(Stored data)
◆ ◆ ◆ ◆ ◆ ◆ ◆

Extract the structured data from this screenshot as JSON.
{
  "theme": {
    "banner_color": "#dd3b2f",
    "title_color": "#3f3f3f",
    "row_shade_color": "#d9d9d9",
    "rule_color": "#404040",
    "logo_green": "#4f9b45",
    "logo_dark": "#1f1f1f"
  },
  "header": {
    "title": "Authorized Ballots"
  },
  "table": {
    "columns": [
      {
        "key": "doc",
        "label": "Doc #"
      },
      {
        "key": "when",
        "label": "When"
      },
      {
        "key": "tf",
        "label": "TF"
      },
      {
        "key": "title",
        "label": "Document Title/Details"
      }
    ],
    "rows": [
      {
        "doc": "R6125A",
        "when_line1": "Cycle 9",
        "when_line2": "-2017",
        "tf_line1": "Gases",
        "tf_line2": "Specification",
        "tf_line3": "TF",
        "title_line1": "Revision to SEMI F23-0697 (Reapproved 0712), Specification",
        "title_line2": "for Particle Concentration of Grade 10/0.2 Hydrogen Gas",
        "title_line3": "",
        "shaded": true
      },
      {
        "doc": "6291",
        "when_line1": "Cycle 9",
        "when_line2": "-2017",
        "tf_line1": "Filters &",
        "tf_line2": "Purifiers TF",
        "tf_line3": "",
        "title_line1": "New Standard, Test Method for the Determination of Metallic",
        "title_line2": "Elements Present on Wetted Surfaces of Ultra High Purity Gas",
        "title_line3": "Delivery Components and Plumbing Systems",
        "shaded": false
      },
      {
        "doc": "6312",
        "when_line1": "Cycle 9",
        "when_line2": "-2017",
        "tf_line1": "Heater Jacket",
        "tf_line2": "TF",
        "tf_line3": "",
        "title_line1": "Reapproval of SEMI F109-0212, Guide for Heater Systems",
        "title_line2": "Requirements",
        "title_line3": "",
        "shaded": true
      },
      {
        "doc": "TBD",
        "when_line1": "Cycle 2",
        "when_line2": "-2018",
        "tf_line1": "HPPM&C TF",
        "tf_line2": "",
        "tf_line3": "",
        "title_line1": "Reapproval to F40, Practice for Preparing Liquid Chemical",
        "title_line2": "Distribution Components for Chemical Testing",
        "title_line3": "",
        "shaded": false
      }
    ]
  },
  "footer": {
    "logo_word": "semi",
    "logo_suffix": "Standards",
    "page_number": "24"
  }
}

◆ ◆ ◆ ◆ ◆ ◆ ◆

§ **WHAT IS ASKED**
Every record shown above should be written out again exactly.

§ **SOLUTION**
Extract the structured data from this screenshot as JSON.
{
  "theme": {
    "banner_color": "#dd3b2f",
    "title_color": "#3f3f3f",
    "row_shade_color": "#d9d9d9",
    "rule_color": "#404040",
    "logo_green": "#4f9b45",
    "logo_dark": "#1f1f1f"
  },
  "header": {
    "title": "Authorized Ballots"
  },
  "table": {
    "columns": [
      {
        "key": "doc",
        "label": "Doc #"
      },
      {
        "key": "when",
        "label": "When"
      },
      {
        "key": "tf",
        "label": "TF"
      },
      {
        "key": "title",
        "label": "Document Title/Details"
      }
    ],
    "rows": [
      {
        "doc": "R6125A",
        "when_line1": "Cycle 9",
        "when_line2": "-2017",
        "tf_line1": "Gases",
        "tf_line2": "Specification",
        "tf_line3": "TF",
        "title_line1": "Revision to SEMI F23-0697 (Reapproved 0712), Specification",
        "title_line2": "for Particle Concentration of Grade 10/0.2 Hydrogen Gas",
        "title_line3": "",
        "shaded": true
      },
      {
        "doc": "6291",
        "when_line1": "Cycle 9",
        "when_line2": "-2017",
        "tf_line1": "Filters &",
        "tf_line2": "Purifiers TF",
        "tf_line3": "",
        "title_line1": "New Standard, Test Method for the Determination of Metallic",
        "title_line2": "Elements Present on Wetted Surfaces of Ultra High Purity Gas",
        "title_line3": "Delivery Components and Plumbing Systems",
        "shaded": false
      },
      {
        "doc": "6312",
        "when_line1": "Cycle 9",
        "when_line2": "-2017",
        "tf_line1": "Heater Jacket",
        "tf_line2": "TF",
        "tf_line3": "",
        "title_line1": "Reapproval of SEMI F109-0212, Guide for Heater Systems",
        "title_line2": "Requirements",
        "title_line3": "",
        "shaded": true
      },
      {
        "doc": "TBD",
        "when_line1": "Cycle 2",
        "when_line2": "-2018",
        "tf_line1": "HPPM&C TF",
        "tf_line2": "",
        "tf_line3": "",
        "title_line1": "Reapproval to F40, Practice for Preparing Liquid Chemical",
        "title_line2": "Distribution Components for Chemical Testing",
        "title_line3": "",
        "shaded": false
      }
    ]
  },
  "footer": {
    "logo_word": "semi",
    "logo_suffix": "Standards",
    "page_number": "24"
  }
}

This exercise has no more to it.